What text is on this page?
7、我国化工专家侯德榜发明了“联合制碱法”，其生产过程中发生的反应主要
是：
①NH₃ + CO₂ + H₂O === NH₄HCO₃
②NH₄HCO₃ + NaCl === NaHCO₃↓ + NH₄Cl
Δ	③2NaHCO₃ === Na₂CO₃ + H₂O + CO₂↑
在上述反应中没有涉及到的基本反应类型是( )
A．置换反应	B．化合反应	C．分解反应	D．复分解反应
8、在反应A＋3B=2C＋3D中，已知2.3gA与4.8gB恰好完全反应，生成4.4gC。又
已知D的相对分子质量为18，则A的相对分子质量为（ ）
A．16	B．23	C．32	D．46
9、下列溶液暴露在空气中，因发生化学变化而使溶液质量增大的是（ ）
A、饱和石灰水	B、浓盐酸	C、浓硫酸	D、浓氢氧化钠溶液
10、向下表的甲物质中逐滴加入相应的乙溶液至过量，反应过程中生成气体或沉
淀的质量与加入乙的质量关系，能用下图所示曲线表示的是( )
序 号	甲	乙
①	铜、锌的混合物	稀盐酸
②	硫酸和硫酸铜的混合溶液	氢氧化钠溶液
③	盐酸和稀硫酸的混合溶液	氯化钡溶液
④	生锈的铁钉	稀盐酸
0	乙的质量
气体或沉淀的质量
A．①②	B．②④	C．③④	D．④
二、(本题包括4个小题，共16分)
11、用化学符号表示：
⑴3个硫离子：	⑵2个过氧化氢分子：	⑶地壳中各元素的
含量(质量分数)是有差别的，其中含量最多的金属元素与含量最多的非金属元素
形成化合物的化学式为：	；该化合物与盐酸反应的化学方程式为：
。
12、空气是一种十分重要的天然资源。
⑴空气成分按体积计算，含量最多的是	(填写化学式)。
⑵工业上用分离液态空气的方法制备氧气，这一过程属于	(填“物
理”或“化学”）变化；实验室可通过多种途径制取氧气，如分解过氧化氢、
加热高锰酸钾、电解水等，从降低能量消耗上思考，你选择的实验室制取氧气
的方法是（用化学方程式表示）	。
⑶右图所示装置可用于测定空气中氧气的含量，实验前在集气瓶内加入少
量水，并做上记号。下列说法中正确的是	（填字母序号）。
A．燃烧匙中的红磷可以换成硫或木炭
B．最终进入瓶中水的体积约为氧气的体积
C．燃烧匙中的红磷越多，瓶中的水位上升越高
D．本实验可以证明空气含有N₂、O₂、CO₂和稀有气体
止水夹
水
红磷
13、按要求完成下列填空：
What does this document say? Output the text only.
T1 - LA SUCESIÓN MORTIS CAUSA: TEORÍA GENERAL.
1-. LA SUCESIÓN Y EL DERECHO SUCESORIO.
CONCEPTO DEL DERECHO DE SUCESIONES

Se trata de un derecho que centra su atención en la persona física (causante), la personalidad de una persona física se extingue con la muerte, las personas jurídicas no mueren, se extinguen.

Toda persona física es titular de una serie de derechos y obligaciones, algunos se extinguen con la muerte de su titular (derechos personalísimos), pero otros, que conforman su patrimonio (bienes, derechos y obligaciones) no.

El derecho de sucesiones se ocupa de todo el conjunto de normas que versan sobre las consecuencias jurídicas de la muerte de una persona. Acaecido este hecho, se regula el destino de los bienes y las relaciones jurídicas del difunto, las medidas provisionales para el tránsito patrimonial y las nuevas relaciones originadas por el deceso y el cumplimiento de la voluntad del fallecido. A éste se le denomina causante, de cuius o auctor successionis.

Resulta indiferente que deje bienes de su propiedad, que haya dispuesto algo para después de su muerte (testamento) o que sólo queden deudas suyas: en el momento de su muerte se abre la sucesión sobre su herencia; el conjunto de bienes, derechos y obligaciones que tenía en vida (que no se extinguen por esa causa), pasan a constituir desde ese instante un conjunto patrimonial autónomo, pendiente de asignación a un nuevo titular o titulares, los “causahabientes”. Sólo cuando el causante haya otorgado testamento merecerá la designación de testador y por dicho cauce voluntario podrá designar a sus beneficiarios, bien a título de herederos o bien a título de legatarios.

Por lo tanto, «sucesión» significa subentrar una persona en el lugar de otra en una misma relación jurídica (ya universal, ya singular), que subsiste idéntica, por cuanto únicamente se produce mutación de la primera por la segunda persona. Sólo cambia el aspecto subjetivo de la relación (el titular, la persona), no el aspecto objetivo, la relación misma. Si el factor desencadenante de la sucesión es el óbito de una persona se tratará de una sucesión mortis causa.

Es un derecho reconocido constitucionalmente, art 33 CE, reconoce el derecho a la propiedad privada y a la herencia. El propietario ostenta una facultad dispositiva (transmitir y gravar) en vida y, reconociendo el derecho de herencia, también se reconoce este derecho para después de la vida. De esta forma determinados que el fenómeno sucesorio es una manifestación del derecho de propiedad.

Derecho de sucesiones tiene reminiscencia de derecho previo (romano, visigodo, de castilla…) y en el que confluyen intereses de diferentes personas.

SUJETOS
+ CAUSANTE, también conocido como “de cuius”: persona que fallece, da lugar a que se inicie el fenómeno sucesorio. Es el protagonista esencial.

== == ==

◆ YOUR GOAL
From the listing above, copy out each line where the word "this" appears.

◆ TASK RESPONSE
What text is on this page?
What does this document say? Output the text only.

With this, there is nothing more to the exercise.